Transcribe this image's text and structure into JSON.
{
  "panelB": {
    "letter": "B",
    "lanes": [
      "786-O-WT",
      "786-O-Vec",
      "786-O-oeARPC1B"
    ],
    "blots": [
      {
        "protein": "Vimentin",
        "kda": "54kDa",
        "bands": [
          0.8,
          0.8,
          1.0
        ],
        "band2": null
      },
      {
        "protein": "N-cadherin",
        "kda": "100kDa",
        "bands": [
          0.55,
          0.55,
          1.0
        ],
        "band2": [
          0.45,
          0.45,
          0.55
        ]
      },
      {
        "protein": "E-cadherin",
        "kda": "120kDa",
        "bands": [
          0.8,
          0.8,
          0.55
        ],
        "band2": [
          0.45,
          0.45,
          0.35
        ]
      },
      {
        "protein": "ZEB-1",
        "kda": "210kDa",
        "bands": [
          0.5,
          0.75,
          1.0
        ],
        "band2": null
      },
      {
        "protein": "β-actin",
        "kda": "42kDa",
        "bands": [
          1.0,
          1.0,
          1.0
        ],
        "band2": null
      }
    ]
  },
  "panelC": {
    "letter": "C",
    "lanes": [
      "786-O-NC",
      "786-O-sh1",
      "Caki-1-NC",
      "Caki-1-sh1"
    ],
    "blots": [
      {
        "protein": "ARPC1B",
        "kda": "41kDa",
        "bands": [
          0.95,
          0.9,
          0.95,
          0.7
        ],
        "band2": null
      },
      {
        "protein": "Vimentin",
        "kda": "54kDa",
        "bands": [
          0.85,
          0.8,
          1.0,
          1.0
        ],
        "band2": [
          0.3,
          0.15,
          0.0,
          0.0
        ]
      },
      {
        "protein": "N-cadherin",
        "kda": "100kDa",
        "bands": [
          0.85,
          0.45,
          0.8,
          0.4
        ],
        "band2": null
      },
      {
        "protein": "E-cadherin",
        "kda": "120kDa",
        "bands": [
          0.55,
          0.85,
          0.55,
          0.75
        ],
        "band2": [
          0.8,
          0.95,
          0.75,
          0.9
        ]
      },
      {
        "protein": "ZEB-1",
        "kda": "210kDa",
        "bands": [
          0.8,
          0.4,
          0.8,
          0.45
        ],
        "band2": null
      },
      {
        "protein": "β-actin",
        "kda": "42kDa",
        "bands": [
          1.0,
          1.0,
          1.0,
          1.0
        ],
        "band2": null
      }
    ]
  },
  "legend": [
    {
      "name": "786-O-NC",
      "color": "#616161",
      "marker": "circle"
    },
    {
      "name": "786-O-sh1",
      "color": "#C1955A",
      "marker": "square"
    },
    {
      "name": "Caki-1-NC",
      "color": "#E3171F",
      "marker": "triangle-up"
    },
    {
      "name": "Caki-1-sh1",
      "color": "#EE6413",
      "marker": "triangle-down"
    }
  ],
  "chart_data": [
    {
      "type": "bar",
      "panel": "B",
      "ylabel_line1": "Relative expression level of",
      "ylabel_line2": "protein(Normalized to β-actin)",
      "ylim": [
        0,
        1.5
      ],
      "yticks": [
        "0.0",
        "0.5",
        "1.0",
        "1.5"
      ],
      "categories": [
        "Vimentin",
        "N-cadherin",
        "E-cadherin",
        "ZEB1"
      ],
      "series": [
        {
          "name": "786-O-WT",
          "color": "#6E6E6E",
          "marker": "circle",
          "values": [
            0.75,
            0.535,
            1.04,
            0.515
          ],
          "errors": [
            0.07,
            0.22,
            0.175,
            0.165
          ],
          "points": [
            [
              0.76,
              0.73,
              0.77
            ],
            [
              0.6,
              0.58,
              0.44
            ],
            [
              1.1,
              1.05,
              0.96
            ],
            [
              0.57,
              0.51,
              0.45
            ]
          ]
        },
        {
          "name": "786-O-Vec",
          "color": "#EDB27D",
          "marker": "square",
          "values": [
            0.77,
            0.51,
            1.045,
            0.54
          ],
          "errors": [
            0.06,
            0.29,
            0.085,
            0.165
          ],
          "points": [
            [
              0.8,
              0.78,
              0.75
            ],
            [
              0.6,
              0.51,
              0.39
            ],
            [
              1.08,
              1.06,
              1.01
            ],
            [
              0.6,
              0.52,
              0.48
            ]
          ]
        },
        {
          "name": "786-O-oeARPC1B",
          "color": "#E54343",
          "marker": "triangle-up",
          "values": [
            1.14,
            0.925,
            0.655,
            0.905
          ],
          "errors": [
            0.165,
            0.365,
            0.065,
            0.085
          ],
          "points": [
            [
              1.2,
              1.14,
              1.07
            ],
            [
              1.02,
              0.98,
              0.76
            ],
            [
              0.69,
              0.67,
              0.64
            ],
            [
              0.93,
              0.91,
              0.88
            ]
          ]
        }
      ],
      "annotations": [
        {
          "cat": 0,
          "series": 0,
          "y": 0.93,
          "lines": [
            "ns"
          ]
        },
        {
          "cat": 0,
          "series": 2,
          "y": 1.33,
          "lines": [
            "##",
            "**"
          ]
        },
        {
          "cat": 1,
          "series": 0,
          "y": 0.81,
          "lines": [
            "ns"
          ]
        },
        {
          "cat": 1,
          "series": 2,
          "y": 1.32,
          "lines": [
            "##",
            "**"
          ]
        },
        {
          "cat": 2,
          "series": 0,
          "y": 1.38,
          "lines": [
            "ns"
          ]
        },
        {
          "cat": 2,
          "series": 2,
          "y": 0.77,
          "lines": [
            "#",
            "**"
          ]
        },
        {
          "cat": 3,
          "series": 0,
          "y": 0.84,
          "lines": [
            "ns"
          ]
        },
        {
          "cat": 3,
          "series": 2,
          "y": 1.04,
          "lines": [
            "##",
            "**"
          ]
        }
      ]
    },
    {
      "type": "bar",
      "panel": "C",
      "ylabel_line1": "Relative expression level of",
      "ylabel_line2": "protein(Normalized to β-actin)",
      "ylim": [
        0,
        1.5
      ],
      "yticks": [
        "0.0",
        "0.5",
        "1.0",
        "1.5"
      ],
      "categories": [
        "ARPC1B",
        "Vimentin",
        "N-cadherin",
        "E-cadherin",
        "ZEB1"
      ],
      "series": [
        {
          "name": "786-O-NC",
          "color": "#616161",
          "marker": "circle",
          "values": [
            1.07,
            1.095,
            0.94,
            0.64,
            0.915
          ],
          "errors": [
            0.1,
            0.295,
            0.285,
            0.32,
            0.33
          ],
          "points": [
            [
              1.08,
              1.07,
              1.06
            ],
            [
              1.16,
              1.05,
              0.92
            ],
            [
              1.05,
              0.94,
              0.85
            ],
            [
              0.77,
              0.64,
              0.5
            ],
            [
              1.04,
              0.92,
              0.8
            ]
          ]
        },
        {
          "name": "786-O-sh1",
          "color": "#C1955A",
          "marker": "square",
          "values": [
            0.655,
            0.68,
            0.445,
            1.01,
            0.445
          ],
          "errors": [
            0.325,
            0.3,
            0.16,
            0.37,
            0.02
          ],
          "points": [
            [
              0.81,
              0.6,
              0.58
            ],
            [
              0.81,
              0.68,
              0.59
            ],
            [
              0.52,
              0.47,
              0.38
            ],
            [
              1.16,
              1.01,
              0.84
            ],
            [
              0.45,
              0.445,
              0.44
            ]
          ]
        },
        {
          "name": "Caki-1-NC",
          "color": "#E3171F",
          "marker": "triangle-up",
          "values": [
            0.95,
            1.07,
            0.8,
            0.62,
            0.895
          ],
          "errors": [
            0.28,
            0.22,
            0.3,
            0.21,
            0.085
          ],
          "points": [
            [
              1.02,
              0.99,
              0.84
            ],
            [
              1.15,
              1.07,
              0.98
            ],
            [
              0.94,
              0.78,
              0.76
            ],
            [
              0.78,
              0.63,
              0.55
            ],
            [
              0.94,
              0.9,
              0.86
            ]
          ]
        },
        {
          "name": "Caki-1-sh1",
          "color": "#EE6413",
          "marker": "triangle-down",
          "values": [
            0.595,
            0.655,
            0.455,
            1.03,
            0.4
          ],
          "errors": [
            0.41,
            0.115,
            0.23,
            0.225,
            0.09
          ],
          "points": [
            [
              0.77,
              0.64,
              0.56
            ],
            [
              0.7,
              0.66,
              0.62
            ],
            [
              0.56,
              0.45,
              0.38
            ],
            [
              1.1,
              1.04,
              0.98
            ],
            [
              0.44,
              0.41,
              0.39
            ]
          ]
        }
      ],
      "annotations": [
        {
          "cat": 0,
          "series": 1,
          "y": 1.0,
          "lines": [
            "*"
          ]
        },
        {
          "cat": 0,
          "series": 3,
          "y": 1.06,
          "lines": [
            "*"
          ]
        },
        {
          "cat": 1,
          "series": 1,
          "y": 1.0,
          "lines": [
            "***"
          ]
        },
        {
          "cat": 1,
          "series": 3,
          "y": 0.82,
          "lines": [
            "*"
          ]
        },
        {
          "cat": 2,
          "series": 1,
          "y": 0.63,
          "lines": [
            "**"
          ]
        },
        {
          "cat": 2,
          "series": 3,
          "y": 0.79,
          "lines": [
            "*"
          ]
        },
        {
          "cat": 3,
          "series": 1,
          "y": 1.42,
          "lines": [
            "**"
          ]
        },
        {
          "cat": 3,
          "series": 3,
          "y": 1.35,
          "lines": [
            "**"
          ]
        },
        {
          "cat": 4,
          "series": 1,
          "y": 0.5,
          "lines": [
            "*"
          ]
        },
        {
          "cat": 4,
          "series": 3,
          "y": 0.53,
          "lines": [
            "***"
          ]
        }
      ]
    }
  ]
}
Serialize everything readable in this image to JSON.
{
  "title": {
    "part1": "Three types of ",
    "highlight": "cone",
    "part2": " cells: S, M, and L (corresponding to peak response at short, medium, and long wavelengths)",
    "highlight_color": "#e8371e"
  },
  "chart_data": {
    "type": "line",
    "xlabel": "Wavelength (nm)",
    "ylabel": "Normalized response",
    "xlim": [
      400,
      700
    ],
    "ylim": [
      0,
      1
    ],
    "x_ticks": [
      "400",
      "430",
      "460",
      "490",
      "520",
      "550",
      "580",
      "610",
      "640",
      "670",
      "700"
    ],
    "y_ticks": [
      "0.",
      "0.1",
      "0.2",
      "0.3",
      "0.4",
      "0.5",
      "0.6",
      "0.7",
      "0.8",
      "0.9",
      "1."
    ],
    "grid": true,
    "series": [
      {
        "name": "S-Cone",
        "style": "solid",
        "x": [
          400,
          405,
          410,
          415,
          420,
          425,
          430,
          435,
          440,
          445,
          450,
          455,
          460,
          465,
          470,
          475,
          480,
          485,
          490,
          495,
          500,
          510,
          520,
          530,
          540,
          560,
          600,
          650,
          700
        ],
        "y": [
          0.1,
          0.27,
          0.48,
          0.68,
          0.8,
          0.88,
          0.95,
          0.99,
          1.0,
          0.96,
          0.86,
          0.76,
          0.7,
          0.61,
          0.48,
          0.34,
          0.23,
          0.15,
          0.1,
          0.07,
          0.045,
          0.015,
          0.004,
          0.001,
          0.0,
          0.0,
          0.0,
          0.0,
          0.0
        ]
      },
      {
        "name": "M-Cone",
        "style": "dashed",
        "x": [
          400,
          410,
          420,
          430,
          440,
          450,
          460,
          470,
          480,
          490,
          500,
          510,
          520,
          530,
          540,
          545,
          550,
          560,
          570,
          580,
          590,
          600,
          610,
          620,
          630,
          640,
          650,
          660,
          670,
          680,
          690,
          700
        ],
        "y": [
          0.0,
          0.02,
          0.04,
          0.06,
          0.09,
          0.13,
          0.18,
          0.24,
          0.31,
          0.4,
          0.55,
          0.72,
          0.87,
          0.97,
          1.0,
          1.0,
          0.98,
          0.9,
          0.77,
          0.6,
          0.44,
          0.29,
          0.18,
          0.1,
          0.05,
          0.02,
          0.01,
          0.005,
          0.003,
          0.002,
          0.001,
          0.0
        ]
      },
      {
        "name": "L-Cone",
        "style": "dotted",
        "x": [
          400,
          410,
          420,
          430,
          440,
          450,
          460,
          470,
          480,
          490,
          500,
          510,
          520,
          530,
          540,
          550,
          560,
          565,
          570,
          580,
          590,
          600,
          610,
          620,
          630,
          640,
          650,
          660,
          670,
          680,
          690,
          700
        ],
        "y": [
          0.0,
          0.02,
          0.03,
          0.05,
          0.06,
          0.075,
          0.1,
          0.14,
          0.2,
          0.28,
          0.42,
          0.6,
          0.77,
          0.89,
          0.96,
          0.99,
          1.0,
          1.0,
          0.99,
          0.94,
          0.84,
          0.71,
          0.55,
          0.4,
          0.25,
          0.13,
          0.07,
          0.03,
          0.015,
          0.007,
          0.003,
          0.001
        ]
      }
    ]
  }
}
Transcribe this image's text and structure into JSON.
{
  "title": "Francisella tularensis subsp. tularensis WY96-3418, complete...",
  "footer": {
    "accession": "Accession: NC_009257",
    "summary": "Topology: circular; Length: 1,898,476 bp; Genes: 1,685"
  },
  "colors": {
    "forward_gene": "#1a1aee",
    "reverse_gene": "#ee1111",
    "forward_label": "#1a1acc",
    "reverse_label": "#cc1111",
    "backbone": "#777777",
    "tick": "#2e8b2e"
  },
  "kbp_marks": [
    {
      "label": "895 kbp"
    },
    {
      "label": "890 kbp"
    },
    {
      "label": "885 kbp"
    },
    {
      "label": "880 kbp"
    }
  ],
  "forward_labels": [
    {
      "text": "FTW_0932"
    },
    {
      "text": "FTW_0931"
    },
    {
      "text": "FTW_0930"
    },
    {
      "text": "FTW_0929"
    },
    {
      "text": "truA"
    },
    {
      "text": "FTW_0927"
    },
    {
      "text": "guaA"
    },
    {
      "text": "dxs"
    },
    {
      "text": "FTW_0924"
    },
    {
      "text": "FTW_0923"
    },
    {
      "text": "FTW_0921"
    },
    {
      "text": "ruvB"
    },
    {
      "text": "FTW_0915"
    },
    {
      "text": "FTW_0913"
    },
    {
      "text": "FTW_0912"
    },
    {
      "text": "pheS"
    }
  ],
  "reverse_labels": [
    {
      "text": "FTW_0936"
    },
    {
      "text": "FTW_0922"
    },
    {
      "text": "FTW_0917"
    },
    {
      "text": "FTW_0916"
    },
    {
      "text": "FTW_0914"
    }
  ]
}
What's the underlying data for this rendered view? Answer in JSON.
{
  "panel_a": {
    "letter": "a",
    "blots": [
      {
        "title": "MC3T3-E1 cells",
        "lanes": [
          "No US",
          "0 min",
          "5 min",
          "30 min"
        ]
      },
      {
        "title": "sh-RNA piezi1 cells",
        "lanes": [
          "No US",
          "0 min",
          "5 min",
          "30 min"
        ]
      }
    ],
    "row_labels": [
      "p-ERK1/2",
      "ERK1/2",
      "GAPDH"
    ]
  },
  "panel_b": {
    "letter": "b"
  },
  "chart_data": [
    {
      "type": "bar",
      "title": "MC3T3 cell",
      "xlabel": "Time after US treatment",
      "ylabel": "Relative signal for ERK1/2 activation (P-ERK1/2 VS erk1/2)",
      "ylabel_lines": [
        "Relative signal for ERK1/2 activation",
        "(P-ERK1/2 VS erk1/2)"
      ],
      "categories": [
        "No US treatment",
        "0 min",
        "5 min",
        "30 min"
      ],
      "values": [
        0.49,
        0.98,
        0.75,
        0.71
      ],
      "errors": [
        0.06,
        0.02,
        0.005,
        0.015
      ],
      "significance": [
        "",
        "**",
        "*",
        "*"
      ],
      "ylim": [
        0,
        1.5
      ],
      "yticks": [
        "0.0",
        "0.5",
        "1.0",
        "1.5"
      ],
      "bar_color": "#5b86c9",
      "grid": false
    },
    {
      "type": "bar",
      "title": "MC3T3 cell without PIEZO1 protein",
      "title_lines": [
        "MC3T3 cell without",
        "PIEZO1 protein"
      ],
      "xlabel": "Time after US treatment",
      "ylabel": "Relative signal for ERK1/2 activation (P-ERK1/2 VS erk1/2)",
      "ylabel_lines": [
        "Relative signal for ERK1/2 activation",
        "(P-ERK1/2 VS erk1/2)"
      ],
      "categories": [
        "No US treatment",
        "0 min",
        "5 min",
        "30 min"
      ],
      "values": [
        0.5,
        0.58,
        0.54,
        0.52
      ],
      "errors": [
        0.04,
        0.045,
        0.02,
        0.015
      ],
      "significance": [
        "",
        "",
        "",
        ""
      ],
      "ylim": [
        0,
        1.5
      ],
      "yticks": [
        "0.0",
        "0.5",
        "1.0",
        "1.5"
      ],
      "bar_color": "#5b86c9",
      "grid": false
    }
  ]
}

**Task prompt**
Within the entries, count the lines containing the string "style" and state nothing but the result.

**Written solution**
3